What to work on: Write out the entries, please, from the line containing "Output the underlying" through their final line, exactly and with nothing else.

Information supplied:
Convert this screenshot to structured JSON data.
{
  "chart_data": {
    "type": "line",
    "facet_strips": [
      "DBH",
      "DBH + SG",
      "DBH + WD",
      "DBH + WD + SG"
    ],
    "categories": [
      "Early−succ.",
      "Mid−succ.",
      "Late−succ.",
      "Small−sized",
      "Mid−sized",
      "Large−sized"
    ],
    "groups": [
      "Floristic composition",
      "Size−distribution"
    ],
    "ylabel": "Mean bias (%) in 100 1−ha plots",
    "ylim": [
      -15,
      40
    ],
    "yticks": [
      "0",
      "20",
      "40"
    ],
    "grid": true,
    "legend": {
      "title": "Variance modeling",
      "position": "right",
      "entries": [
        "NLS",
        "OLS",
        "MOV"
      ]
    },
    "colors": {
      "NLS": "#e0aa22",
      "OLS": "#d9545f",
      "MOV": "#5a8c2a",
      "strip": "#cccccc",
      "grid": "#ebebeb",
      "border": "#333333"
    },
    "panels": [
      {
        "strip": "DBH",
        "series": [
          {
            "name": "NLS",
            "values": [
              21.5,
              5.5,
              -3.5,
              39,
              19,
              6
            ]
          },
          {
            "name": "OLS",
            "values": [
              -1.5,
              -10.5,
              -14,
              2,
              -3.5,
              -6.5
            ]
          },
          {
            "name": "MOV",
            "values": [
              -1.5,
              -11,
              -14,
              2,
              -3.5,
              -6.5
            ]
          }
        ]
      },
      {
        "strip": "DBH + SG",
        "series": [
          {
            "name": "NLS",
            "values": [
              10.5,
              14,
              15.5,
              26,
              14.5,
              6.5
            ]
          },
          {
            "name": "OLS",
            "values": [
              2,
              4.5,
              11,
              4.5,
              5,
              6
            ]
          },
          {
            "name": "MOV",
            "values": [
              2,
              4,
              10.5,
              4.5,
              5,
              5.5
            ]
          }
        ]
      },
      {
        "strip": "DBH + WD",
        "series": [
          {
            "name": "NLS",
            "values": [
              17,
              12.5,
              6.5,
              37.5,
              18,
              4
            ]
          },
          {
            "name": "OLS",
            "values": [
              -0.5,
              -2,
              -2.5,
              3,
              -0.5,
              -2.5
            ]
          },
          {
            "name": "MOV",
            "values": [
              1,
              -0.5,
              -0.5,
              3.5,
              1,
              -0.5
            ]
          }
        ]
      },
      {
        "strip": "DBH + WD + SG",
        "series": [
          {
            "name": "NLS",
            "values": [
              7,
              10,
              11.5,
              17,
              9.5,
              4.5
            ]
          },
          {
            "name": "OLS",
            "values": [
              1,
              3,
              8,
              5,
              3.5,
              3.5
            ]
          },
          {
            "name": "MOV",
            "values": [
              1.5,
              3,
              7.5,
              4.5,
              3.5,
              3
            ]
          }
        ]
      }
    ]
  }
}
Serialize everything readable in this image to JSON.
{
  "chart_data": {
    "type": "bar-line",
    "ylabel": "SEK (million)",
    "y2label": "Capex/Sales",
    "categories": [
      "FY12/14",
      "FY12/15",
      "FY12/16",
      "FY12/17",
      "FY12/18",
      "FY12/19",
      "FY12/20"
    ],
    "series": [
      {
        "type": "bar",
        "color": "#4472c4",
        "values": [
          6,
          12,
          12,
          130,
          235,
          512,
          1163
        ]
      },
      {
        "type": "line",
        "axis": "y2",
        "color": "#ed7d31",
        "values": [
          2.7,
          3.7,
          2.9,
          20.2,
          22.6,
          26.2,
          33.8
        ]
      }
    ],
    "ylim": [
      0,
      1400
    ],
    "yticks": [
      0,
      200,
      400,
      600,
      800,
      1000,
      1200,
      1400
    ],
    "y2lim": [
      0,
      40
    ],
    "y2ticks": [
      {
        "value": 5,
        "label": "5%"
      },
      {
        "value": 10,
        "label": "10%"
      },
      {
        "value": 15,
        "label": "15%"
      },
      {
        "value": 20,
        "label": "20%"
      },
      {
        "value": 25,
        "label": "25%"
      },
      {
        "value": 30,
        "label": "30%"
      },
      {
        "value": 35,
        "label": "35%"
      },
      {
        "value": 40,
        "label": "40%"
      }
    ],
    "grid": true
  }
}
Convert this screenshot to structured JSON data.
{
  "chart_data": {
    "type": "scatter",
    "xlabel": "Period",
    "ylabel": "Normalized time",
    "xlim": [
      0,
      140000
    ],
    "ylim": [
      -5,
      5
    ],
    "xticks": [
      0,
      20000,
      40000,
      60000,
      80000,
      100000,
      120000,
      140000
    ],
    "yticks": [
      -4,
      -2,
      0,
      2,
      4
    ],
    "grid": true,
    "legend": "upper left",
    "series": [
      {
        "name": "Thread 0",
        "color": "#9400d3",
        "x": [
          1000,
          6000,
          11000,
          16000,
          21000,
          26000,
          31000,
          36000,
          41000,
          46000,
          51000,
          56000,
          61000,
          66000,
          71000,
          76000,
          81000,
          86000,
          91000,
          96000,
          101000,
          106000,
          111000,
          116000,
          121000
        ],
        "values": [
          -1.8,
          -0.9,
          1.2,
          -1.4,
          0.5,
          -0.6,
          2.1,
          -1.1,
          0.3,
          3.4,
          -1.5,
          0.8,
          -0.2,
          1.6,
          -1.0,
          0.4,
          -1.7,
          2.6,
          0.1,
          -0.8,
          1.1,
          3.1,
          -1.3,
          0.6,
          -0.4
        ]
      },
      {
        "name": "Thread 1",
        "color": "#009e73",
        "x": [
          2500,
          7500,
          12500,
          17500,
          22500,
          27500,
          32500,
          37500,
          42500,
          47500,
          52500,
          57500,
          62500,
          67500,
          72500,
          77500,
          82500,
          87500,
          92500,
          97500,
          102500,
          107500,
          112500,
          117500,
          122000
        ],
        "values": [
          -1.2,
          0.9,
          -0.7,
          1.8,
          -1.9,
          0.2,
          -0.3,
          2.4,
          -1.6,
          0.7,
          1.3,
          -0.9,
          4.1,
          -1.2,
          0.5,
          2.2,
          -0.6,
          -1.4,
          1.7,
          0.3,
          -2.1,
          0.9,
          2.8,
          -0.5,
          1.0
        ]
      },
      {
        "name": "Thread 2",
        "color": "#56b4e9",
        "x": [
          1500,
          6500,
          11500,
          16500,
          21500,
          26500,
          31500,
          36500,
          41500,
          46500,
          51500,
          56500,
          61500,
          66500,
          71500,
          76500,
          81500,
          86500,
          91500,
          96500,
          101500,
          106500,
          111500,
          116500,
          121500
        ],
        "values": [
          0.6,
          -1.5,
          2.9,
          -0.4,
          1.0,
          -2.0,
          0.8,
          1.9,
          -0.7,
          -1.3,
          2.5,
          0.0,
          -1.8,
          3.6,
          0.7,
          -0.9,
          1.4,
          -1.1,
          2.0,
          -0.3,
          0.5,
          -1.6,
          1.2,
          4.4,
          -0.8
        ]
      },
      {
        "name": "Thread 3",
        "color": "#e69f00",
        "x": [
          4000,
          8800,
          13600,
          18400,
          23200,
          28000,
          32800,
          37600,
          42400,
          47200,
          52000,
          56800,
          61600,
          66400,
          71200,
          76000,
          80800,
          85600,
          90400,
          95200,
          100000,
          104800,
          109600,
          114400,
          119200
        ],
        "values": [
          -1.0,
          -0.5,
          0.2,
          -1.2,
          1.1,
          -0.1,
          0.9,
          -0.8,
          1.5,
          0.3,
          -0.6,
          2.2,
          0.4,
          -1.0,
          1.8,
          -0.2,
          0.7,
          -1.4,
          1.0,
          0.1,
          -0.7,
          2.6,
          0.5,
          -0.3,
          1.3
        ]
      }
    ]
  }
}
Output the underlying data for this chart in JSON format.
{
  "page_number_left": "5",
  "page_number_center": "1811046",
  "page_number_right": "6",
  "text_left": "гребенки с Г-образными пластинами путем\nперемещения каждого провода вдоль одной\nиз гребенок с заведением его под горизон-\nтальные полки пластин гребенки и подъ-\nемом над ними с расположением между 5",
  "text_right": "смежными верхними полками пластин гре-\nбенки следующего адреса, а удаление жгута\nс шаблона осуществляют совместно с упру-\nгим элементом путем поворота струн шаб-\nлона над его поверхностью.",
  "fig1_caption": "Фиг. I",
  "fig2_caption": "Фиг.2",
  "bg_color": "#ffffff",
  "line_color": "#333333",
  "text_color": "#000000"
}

Response below:
Output the underlying data for this chart in JSON format.
{
  "page_number_left": "5",
  "page_number_center": "1811046",
  "page_number_right": "6",
  "text_left": "гребенки с Г-образными пластинами путем\nперемещения каждого провода вдоль одной\nиз гребенок с заведением его под горизон-\nтальные полки пластин гребенки и подъ-\nемом над ними с расположением между 5",
  "text_right": "смежными верхними полками пластин гре-\nбенки следующего адреса, а удаление жгута\nс шаблона осуществляют совместно с упру-\nгим элементом путем поворота струн шаб-\nлона над его поверхностью.",
  "fig1_caption": "Фиг. I",
  "fig2_caption": "Фиг.2",
  "bg_color": "#ffffff",
  "line_color": "#333333",
  "text_color": "#000000"
}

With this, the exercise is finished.